— Begin —
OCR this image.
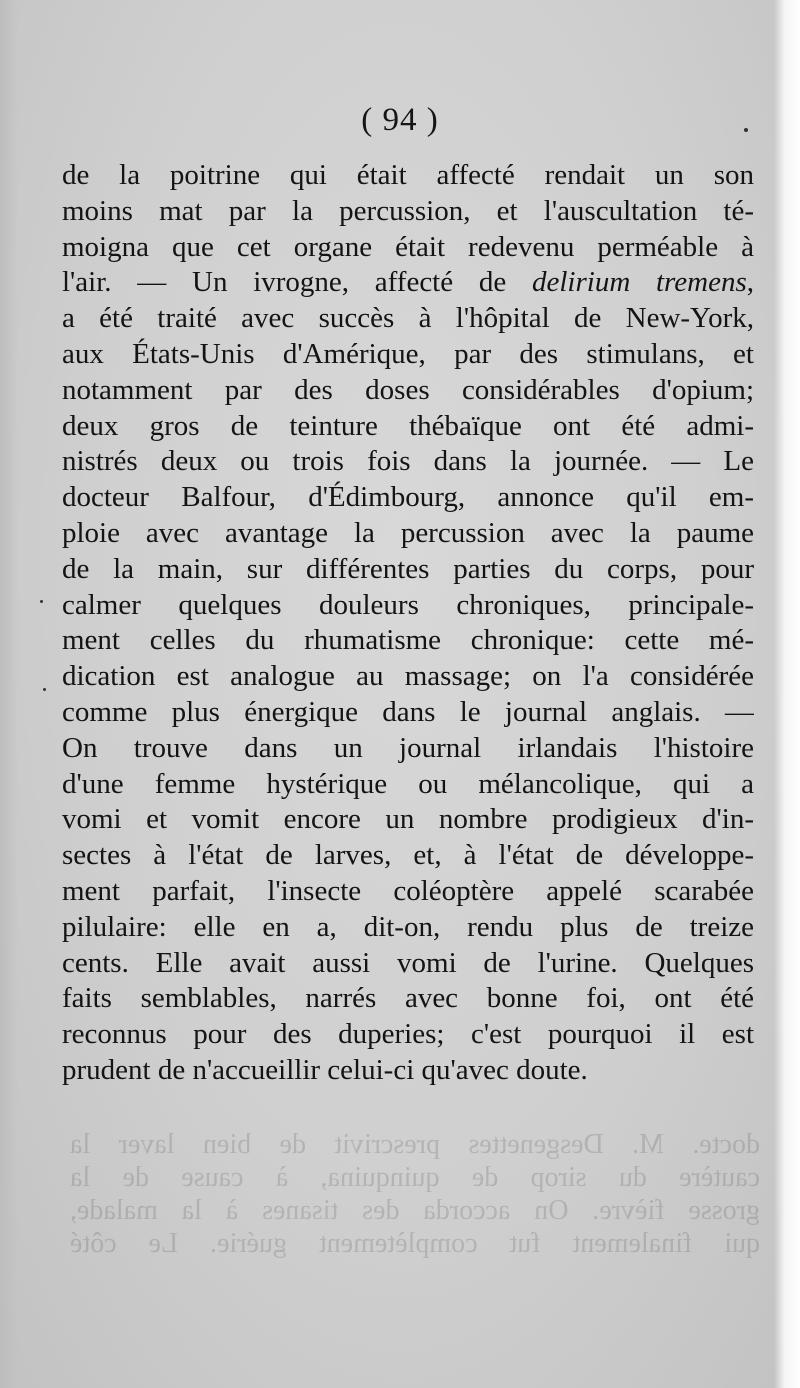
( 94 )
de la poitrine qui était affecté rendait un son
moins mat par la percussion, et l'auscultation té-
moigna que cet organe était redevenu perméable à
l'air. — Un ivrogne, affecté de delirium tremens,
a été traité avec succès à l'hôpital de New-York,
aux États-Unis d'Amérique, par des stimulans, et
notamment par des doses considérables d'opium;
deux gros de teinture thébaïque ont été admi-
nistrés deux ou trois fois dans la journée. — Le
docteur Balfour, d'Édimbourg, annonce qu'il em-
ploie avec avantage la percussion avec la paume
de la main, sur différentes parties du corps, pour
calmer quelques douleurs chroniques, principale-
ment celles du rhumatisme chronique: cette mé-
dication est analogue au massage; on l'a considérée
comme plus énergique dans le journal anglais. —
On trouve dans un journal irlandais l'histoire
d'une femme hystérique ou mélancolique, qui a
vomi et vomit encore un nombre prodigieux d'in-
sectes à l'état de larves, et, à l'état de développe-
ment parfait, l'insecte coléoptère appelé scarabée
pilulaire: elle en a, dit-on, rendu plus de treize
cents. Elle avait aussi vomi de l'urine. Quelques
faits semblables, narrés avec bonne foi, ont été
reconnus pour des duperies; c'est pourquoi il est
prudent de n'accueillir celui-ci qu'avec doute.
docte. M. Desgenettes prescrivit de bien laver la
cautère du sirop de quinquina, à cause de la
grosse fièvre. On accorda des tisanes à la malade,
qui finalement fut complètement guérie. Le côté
— End —
Search the entries for the word "affecté", then list each line that holds it.

de la poitrine qui était affecté rendait un son
l'air. — Un ivrogne, affecté de delirium tremens,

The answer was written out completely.